[Dataset excerpt]
————

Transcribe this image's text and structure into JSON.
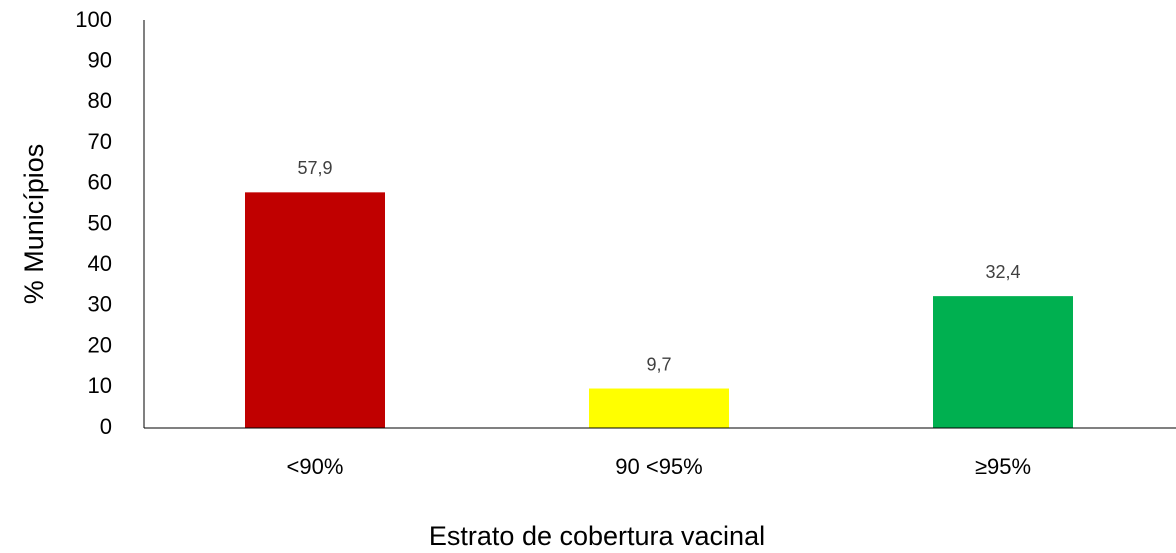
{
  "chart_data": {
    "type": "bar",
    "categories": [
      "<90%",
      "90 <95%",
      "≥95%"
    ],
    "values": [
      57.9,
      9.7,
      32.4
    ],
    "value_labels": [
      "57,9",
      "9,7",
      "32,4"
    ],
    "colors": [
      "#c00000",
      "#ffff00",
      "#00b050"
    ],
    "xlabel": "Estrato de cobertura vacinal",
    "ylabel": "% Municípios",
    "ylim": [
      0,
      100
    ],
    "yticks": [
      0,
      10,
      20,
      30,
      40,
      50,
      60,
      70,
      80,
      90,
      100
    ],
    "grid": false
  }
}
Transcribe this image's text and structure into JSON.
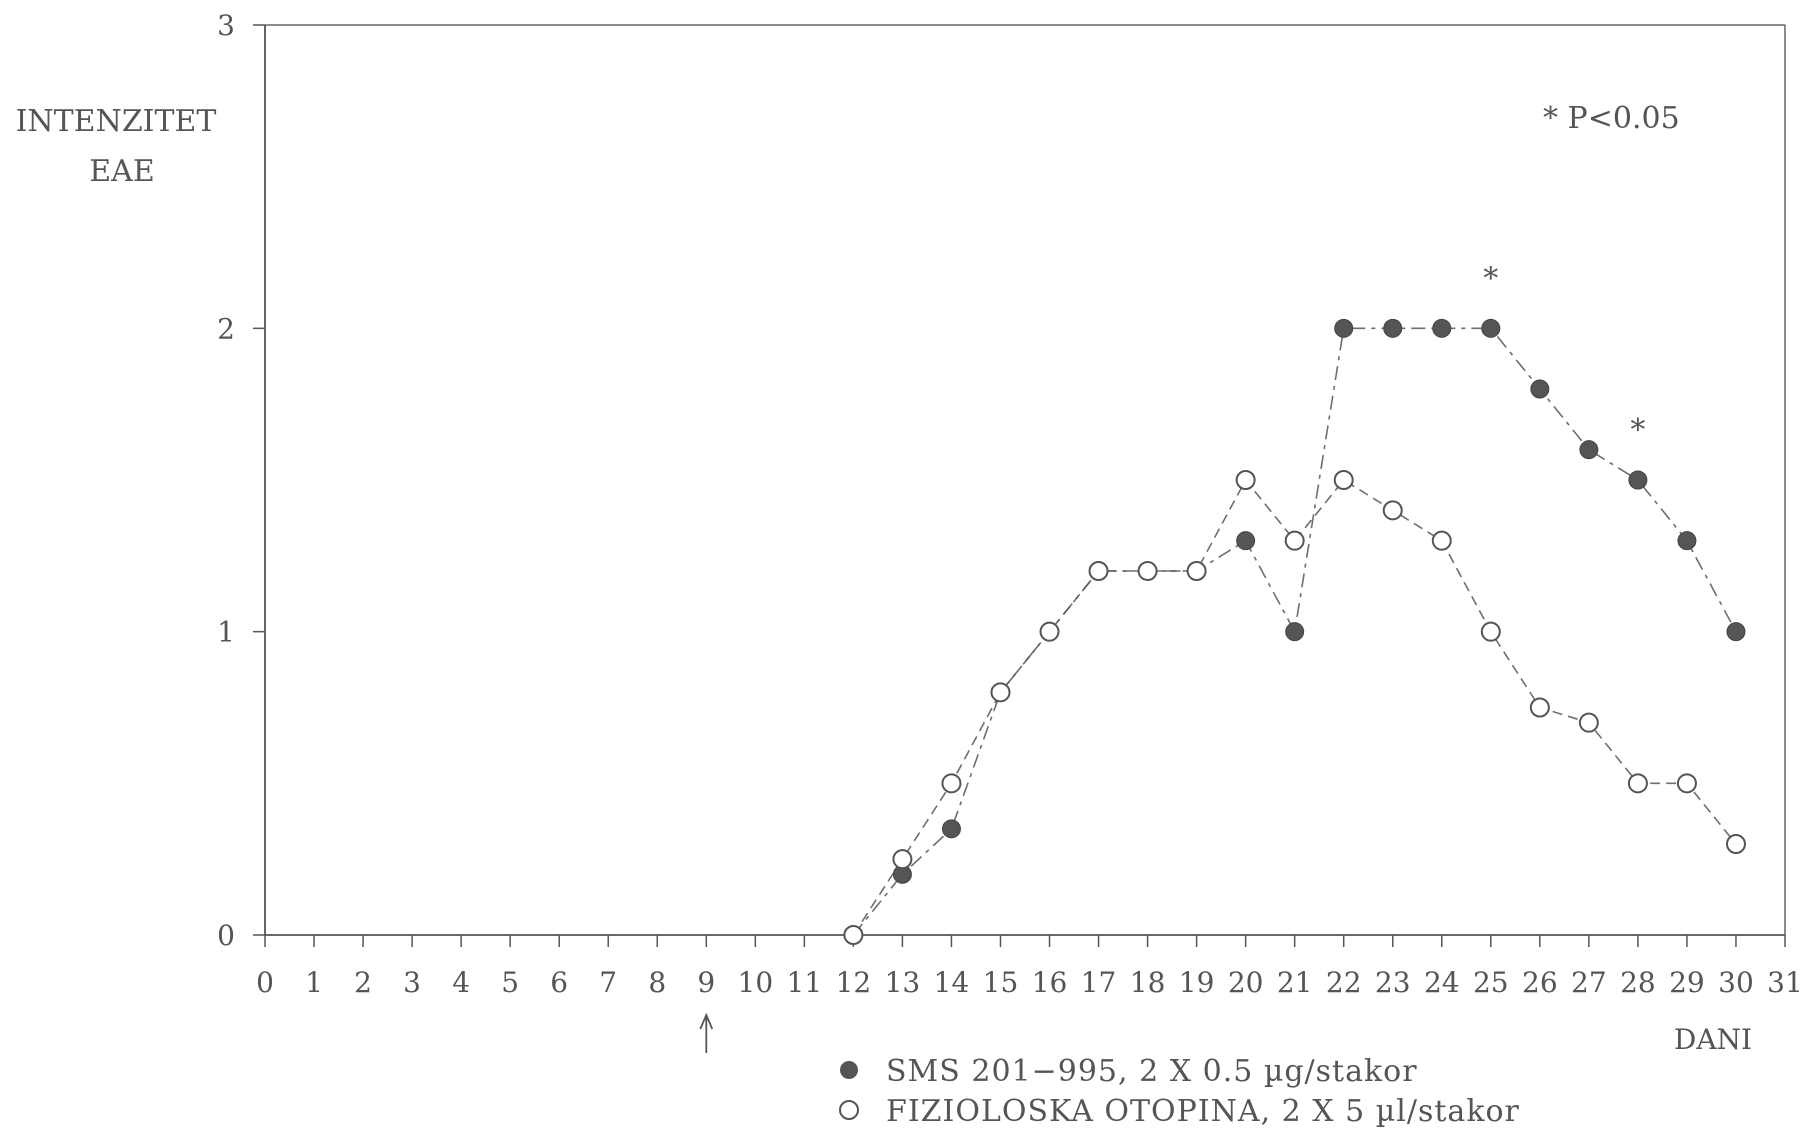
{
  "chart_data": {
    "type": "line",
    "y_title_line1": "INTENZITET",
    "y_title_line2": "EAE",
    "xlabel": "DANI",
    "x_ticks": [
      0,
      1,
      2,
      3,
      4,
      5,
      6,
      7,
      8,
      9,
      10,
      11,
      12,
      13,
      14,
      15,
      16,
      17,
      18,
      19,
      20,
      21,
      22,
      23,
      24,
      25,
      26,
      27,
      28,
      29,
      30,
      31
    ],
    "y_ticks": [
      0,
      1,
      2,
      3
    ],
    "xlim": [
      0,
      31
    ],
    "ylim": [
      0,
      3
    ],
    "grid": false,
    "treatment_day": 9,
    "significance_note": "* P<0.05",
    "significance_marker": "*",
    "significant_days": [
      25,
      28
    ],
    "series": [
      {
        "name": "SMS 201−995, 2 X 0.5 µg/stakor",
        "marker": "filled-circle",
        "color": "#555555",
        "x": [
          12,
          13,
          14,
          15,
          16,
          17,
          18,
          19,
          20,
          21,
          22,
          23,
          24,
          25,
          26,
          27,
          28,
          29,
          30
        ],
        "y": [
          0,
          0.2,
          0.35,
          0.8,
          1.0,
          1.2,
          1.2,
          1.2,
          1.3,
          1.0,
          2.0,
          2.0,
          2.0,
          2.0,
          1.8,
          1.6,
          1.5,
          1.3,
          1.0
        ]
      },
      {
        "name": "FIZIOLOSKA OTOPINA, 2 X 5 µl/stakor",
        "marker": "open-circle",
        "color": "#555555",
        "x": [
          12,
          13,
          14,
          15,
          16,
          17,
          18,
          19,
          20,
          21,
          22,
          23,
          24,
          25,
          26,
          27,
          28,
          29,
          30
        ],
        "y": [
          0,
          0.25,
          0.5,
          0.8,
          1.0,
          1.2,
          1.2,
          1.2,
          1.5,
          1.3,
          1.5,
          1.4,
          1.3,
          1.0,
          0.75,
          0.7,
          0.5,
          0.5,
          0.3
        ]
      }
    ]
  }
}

————

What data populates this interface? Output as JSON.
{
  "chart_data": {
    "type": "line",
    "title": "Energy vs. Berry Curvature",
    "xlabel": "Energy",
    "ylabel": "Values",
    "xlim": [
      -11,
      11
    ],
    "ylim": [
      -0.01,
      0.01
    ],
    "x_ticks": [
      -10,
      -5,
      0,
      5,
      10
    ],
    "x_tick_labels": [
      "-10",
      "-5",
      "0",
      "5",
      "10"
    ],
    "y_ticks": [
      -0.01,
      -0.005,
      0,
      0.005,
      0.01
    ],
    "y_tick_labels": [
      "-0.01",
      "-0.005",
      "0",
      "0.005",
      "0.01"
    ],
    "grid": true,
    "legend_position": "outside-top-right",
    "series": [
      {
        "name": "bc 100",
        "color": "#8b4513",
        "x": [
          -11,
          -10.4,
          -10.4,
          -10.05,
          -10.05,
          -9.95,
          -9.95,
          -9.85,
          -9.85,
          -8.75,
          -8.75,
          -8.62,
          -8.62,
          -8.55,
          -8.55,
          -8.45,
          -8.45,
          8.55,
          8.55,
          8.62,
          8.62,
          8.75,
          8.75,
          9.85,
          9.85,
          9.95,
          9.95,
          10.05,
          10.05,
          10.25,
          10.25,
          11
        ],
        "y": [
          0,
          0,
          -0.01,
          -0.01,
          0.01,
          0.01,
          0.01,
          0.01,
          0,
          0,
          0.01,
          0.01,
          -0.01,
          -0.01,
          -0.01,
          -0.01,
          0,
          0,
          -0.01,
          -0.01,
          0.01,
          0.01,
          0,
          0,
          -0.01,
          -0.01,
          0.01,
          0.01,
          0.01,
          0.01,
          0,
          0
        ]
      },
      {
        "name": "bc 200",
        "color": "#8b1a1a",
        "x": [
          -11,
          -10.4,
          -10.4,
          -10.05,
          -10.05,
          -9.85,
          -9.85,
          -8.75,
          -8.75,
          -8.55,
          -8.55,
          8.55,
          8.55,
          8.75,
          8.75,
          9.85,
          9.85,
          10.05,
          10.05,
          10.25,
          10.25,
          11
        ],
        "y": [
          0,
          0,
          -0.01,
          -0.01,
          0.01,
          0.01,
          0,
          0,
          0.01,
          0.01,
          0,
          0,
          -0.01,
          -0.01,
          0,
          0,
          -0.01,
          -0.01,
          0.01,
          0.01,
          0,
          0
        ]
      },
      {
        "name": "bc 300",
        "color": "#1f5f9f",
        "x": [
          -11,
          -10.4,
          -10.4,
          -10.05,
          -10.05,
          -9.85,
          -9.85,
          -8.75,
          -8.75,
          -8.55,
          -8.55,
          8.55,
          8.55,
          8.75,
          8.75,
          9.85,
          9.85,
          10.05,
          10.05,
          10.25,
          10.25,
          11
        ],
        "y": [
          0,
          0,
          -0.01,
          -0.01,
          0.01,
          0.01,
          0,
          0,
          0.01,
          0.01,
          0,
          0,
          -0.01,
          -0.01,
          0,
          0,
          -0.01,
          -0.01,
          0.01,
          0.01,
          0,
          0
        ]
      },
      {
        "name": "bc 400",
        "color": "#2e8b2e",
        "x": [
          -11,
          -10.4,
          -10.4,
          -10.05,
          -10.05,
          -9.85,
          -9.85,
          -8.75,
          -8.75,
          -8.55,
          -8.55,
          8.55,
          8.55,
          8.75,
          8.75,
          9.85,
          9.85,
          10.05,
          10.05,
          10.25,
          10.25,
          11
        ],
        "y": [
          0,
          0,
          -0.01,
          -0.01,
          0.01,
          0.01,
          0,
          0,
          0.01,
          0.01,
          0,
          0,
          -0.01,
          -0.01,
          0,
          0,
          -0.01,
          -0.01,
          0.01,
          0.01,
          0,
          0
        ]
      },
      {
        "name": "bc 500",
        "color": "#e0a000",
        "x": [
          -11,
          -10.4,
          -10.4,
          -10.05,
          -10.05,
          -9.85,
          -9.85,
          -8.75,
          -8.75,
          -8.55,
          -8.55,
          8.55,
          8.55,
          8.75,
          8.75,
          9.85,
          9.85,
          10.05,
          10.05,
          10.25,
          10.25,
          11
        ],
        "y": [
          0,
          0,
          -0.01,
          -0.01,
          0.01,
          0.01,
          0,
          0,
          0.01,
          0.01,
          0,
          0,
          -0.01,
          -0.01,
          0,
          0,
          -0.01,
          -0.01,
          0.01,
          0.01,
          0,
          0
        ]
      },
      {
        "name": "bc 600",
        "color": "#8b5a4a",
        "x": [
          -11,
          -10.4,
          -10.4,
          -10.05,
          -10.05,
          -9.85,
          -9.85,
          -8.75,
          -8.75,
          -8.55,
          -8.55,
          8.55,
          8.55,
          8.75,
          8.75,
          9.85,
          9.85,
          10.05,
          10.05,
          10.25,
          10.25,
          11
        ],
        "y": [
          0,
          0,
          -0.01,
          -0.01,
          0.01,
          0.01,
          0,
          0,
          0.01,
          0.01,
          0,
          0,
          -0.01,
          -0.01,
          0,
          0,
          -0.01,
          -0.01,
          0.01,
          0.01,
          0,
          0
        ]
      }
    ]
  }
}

————

■ WHAT IS REQUIRED
Filter the listing for the word "stakor" and copy every line that holds it.

■ RIGHT ANSWER
        "name": "SMS 201−995, 2 X 0.5 µg/stakor",
        "name": "FIZIOLOSKA OTOPINA, 2 X 5 µl/stakor",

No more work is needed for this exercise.